▶ [PROBLEM DETAILS]: Count how many lines contain the word "теплоснабжения". Please give only the number.

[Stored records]
Start
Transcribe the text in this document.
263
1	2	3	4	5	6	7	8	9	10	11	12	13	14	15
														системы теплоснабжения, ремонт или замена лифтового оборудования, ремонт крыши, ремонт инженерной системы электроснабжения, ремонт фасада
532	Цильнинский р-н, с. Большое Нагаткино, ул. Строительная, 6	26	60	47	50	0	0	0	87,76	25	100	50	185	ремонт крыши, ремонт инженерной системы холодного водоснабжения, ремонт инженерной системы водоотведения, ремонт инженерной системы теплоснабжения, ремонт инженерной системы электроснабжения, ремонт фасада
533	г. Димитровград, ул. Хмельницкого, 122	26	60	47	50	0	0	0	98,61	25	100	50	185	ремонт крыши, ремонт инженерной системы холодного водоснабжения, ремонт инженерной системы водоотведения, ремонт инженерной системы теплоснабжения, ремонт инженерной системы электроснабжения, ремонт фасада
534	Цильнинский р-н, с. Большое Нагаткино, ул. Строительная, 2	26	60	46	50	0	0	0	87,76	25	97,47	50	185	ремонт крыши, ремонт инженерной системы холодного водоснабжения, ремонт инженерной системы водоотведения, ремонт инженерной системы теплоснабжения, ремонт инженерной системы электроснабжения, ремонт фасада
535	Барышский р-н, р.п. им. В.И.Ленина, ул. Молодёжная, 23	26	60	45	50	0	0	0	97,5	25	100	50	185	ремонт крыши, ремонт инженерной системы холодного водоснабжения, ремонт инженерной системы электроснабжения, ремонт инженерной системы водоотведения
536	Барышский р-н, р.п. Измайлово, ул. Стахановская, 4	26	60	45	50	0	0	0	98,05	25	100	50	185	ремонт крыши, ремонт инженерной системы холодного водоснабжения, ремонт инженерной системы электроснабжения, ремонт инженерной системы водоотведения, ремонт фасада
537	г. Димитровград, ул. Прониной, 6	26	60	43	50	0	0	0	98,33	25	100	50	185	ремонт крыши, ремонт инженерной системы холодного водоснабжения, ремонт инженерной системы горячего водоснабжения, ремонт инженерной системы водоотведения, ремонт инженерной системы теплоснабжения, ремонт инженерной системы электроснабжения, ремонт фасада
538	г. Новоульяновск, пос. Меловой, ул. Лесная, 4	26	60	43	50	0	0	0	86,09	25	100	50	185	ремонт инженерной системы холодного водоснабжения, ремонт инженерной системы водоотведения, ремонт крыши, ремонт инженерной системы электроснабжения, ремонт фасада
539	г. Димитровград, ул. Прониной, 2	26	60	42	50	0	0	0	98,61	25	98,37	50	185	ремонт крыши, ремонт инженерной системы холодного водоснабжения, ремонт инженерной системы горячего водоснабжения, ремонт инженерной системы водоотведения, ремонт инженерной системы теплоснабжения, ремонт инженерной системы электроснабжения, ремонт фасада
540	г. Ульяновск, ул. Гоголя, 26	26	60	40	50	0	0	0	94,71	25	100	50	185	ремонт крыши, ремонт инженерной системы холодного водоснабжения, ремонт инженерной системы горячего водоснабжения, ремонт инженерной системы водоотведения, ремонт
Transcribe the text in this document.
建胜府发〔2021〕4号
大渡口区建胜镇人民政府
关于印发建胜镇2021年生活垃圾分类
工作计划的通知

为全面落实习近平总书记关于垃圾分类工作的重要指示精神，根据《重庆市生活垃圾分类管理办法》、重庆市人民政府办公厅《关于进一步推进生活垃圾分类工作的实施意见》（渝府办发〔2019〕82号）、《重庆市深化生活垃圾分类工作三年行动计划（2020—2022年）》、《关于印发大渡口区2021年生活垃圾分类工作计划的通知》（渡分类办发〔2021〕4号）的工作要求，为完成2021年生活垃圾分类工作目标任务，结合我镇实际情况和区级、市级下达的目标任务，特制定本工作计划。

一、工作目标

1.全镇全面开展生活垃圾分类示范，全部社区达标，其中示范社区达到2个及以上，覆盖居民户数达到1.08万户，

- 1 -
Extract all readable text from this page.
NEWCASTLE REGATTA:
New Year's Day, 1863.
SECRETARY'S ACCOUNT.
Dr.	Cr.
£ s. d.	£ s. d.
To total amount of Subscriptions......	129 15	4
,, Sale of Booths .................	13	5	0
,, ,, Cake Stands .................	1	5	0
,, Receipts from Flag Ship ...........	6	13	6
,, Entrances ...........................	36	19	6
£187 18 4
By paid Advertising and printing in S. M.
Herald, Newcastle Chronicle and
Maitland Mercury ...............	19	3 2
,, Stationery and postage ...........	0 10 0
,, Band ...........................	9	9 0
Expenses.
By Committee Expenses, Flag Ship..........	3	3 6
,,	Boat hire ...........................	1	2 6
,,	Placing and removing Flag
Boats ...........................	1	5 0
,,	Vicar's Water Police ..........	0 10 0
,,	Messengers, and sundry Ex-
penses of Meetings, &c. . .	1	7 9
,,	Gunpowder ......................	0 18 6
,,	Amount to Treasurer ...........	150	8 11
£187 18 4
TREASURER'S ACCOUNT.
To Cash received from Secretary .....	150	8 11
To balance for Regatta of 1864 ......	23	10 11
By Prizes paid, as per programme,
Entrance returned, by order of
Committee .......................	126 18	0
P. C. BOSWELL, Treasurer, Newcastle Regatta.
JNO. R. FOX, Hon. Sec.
End
▶ [OUTPUT BELOW]: 6